What you are asked to do
Find the lines with "Hashtags" in them and copy them out.

Data for processing
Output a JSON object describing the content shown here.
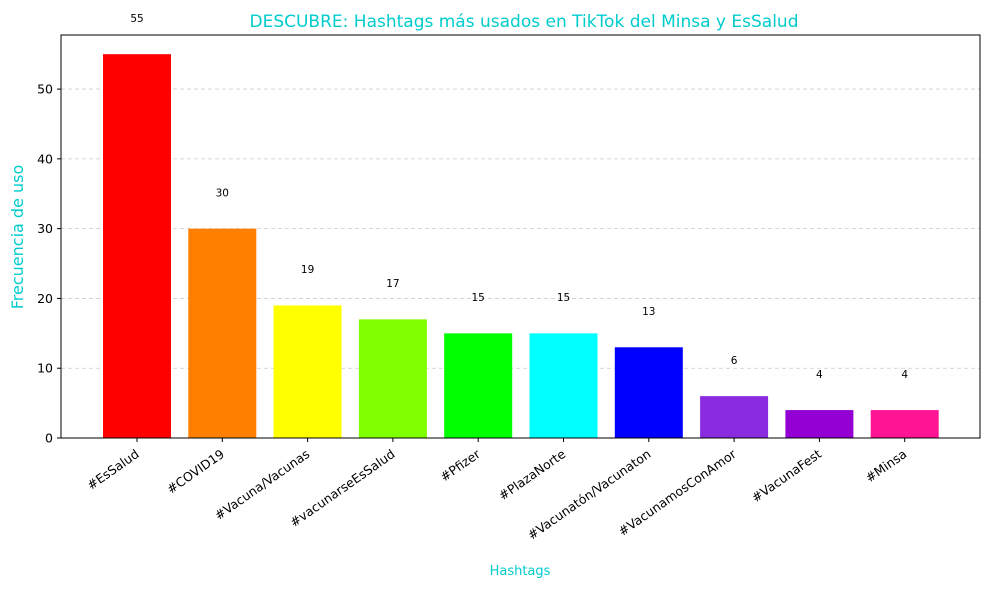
{
  "chart_data": {
    "type": "bar",
    "title": "DESCUBRE: Hashtags más usados en TikTok del Minsa y EsSalud",
    "xlabel": "Hashtags",
    "ylabel": "Frecuencia de uso",
    "categories": [
      "#EsSalud",
      "#COVID19",
      "#Vacuna/Vacunas",
      "#vacunarseEsSalud",
      "#Pfizer",
      "#PlazaNorte",
      "#Vacunatón/Vacunaton",
      "#VacunamosConAmor",
      "#VacunaFest",
      "#Minsa"
    ],
    "values": [
      55,
      30,
      19,
      17,
      15,
      15,
      13,
      6,
      4,
      4
    ],
    "data_labels": [
      "55",
      "30",
      "19",
      "17",
      "15",
      "15",
      "13",
      "6",
      "4",
      "4"
    ],
    "bar_colors": [
      "#ff0000",
      "#ff8000",
      "#ffff00",
      "#80ff00",
      "#00ff00",
      "#00ffff",
      "#0000ff",
      "#8a2be2",
      "#9400d3",
      "#ff1493"
    ],
    "ylim": [
      0,
      57.75
    ],
    "yticks": [
      0,
      10,
      20,
      30,
      40,
      50
    ],
    "ytick_labels": [
      "0",
      "10",
      "20",
      "30",
      "40",
      "50"
    ],
    "grid": "y-dashed",
    "title_color": "#00cccc",
    "label_color": "#00cccc"
  }
}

Response to the exercise
    "title": "DESCUBRE: Hashtags más usados en TikTok del Minsa y EsSalud",
    "xlabel": "Hashtags",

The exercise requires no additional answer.